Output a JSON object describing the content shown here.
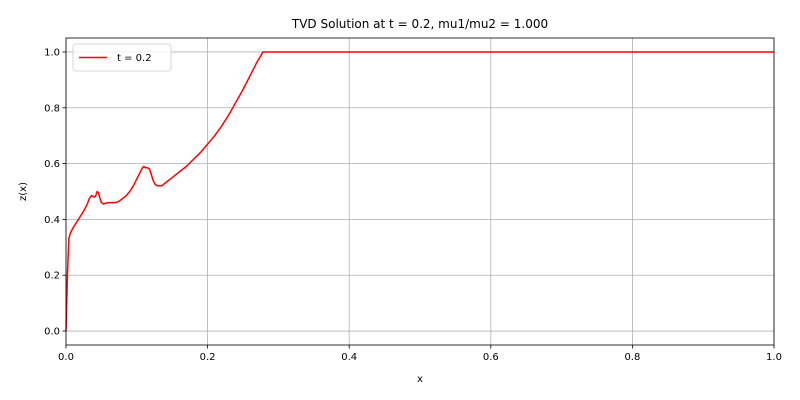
{
  "chart_data": {
    "type": "line",
    "title": "TVD Solution at t = 0.2, mu1/mu2 = 1.000",
    "xlabel": "x",
    "ylabel": "z(x)",
    "xlim": [
      0,
      1
    ],
    "ylim": [
      -0.05,
      1.05
    ],
    "xticks": [
      0,
      0.2,
      0.4,
      0.6,
      0.8,
      1.0
    ],
    "xtick_labels": [
      "0.0",
      "0.2",
      "0.4",
      "0.6",
      "0.8",
      "1.0"
    ],
    "yticks": [
      0,
      0.2,
      0.4,
      0.6,
      0.8,
      1.0
    ],
    "ytick_labels": [
      "0.0",
      "0.2",
      "0.4",
      "0.6",
      "0.8",
      "1.0"
    ],
    "grid": true,
    "legend_position": "top-left",
    "series": [
      {
        "name": "t = 0.2",
        "color": "#ff0000",
        "x": [
          0,
          0.002,
          0.004,
          0.006,
          0.01,
          0.015,
          0.02,
          0.025,
          0.03,
          0.033,
          0.036,
          0.04,
          0.042,
          0.044,
          0.046,
          0.048,
          0.05,
          0.053,
          0.056,
          0.06,
          0.065,
          0.07,
          0.075,
          0.08,
          0.085,
          0.09,
          0.095,
          0.1,
          0.105,
          0.108,
          0.11,
          0.112,
          0.115,
          0.118,
          0.12,
          0.123,
          0.126,
          0.13,
          0.135,
          0.14,
          0.15,
          0.16,
          0.17,
          0.18,
          0.19,
          0.2,
          0.21,
          0.22,
          0.23,
          0.24,
          0.25,
          0.26,
          0.27,
          0.275,
          0.278,
          0.28,
          0.285,
          0.3,
          0.4,
          0.5,
          0.6,
          0.7,
          0.8,
          0.9,
          1.0
        ],
        "y": [
          0.0,
          0.2,
          0.33,
          0.35,
          0.37,
          0.39,
          0.41,
          0.43,
          0.455,
          0.475,
          0.485,
          0.48,
          0.485,
          0.5,
          0.495,
          0.475,
          0.46,
          0.455,
          0.458,
          0.46,
          0.46,
          0.46,
          0.465,
          0.475,
          0.485,
          0.5,
          0.52,
          0.545,
          0.57,
          0.585,
          0.59,
          0.585,
          0.585,
          0.58,
          0.565,
          0.54,
          0.525,
          0.52,
          0.52,
          0.53,
          0.55,
          0.57,
          0.59,
          0.615,
          0.64,
          0.67,
          0.7,
          0.735,
          0.775,
          0.82,
          0.865,
          0.915,
          0.965,
          0.985,
          1.0,
          1.0,
          1.0,
          1.0,
          1.0,
          1.0,
          1.0,
          1.0,
          1.0,
          1.0,
          1.0
        ]
      }
    ]
  }
}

> _WHAT YOU HAVE TO DO_
Reproduce every entry word for word, but skip any pictures.

> _SOLUTION_
Output a JSON object describing the content shown here.
{
  "chart_data": {
    "type": "line",
    "title": "TVD Solution at t = 0.2, mu1/mu2 = 1.000",
    "xlabel": "x",
    "ylabel": "z(x)",
    "xlim": [
      0,
      1
    ],
    "ylim": [
      -0.05,
      1.05
    ],
    "xticks": [
      0,
      0.2,
      0.4,
      0.6,
      0.8,
      1.0
    ],
    "xtick_labels": [
      "0.0",
      "0.2",
      "0.4",
      "0.6",
      "0.8",
      "1.0"
    ],
    "yticks": [
      0,
      0.2,
      0.4,
      0.6,
      0.8,
      1.0
    ],
    "ytick_labels": [
      "0.0",
      "0.2",
      "0.4",
      "0.6",
      "0.8",
      "1.0"
    ],
    "grid": true,
    "legend_position": "top-left",
    "series": [
      {
        "name": "t = 0.2",
        "color": "#ff0000",
        "x": [
          0,
          0.002,
          0.004,
          0.006,
          0.01,
          0.015,
          0.02,
          0.025,
          0.03,
          0.033,
          0.036,
          0.04,
          0.042,
          0.044,
          0.046,
          0.048,
          0.05,
          0.053,
          0.056,
          0.06,
          0.065,
          0.07,
          0.075,
          0.08,
          0.085,
          0.09,
          0.095,
          0.1,
          0.105,
          0.108,
          0.11,
          0.112,
          0.115,
          0.118,
          0.12,
          0.123,
          0.126,
          0.13,
          0.135,
          0.14,
          0.15,
          0.16,
          0.17,
          0.18,
          0.19,
          0.2,
          0.21,
          0.22,
          0.23,
          0.24,
          0.25,
          0.26,
          0.27,
          0.275,
          0.278,
          0.28,
          0.285,
          0.3,
          0.4,
          0.5,
          0.6,
          0.7,
          0.8,
          0.9,
          1.0
        ],
        "y": [
          0.0,
          0.2,
          0.33,
          0.35,
          0.37,
          0.39,
          0.41,
          0.43,
          0.455,
          0.475,
          0.485,
          0.48,
          0.485,
          0.5,
          0.495,
          0.475,
          0.46,
          0.455,
          0.458,
          0.46,
          0.46,
          0.46,
          0.465,
          0.475,
          0.485,
          0.5,
          0.52,
          0.545,
          0.57,
          0.585,
          0.59,
          0.585,
          0.585,
          0.58,
          0.565,
          0.54,
          0.525,
          0.52,
          0.52,
          0.53,
          0.55,
          0.57,
          0.59,
          0.615,
          0.64,
          0.67,
          0.7,
          0.735,
          0.775,
          0.82,
          0.865,
          0.915,
          0.965,
          0.985,
          1.0,
          1.0,
          1.0,
          1.0,
          1.0,
          1.0,
          1.0,
          1.0,
          1.0,
          1.0,
          1.0
        ]
      }
    ]
  }
}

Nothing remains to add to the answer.